Entries with figure data:
====================
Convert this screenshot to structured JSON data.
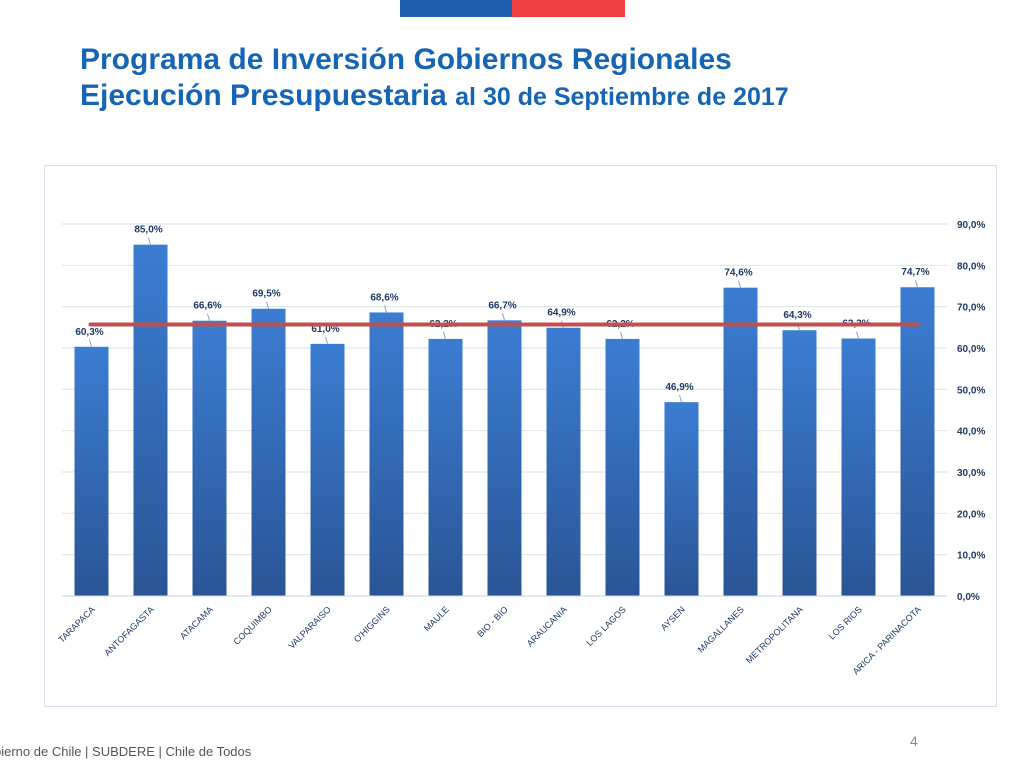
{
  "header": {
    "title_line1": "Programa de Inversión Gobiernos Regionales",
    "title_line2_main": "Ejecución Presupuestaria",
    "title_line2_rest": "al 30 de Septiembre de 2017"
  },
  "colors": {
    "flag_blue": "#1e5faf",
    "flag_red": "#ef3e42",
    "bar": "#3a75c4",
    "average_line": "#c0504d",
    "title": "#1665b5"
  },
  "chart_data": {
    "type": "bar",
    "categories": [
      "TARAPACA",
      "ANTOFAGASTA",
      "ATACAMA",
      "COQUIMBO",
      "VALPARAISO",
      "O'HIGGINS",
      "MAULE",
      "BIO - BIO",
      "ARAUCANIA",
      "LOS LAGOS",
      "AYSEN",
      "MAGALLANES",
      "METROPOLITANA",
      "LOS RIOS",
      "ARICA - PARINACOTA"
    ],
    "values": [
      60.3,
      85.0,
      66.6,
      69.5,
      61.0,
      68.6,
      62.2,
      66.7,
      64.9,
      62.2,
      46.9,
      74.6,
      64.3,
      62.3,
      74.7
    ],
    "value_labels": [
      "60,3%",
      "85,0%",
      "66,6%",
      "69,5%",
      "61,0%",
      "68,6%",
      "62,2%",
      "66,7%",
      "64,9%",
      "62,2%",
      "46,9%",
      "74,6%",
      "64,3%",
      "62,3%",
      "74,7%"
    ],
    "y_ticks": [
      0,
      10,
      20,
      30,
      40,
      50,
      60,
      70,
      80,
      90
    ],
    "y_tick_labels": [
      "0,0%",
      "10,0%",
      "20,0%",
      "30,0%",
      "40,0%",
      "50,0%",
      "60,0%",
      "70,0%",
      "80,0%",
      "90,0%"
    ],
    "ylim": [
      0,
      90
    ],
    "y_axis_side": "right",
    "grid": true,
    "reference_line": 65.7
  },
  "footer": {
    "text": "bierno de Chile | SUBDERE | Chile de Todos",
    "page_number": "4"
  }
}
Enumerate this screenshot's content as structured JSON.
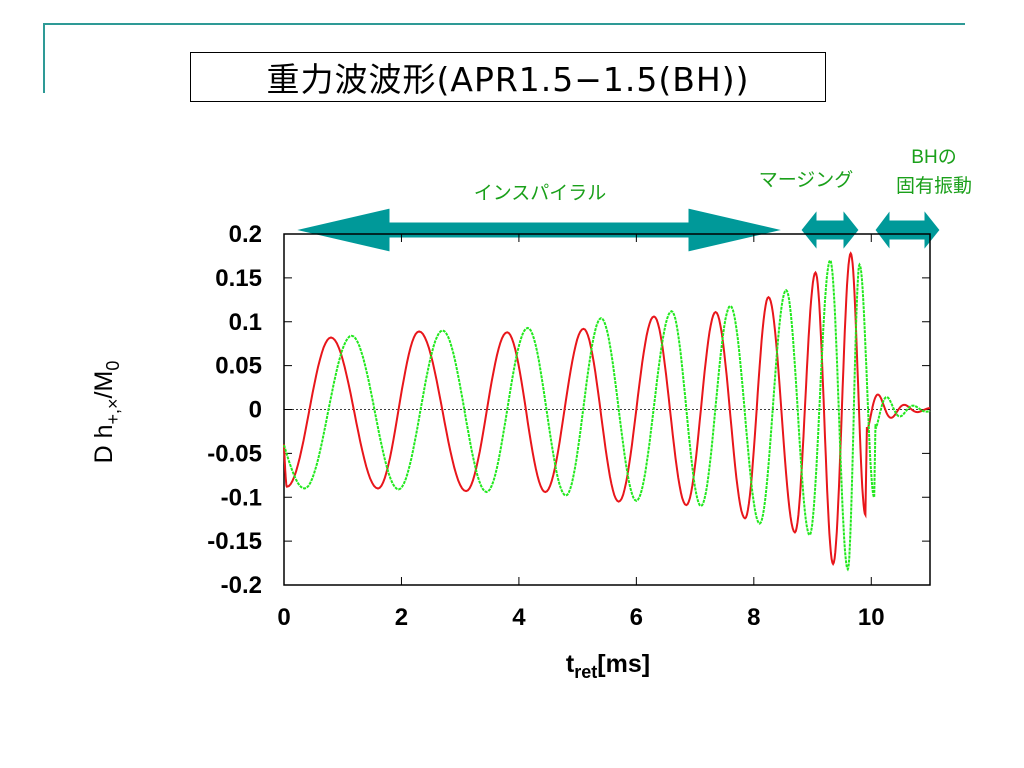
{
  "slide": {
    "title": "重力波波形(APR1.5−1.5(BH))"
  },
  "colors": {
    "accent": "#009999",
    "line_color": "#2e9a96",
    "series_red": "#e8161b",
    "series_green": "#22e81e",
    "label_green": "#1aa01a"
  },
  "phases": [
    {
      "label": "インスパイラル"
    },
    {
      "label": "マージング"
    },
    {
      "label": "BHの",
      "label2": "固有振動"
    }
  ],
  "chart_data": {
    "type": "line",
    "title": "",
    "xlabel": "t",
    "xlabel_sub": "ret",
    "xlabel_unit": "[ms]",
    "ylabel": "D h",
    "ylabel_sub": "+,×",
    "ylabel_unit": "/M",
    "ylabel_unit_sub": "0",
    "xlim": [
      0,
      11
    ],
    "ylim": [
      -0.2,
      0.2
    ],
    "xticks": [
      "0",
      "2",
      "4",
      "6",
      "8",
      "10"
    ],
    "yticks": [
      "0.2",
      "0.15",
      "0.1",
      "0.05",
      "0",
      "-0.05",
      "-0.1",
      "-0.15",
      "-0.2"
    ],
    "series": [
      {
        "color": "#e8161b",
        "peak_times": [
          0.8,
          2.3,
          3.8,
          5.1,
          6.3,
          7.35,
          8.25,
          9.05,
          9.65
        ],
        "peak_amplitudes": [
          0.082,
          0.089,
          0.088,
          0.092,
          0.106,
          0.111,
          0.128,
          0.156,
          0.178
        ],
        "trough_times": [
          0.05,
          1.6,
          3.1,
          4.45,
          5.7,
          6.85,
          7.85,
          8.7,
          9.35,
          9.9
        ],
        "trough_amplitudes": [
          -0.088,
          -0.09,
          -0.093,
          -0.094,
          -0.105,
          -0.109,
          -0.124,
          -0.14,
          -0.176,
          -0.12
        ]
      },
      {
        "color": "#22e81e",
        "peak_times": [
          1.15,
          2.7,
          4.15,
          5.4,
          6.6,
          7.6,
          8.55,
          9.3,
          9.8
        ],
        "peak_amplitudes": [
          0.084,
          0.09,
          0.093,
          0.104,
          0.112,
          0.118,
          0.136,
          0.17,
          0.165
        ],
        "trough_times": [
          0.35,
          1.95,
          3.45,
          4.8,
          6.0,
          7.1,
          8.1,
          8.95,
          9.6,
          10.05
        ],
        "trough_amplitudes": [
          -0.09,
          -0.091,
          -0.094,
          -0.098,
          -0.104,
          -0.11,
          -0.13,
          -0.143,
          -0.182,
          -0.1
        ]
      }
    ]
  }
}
====================
Description of the task -
In the records above, find each line with the word "this" and copy it.

Written solution -
Convert this screenshot to structured JSON data.
Enumerate this screenshot's content as structured JSON.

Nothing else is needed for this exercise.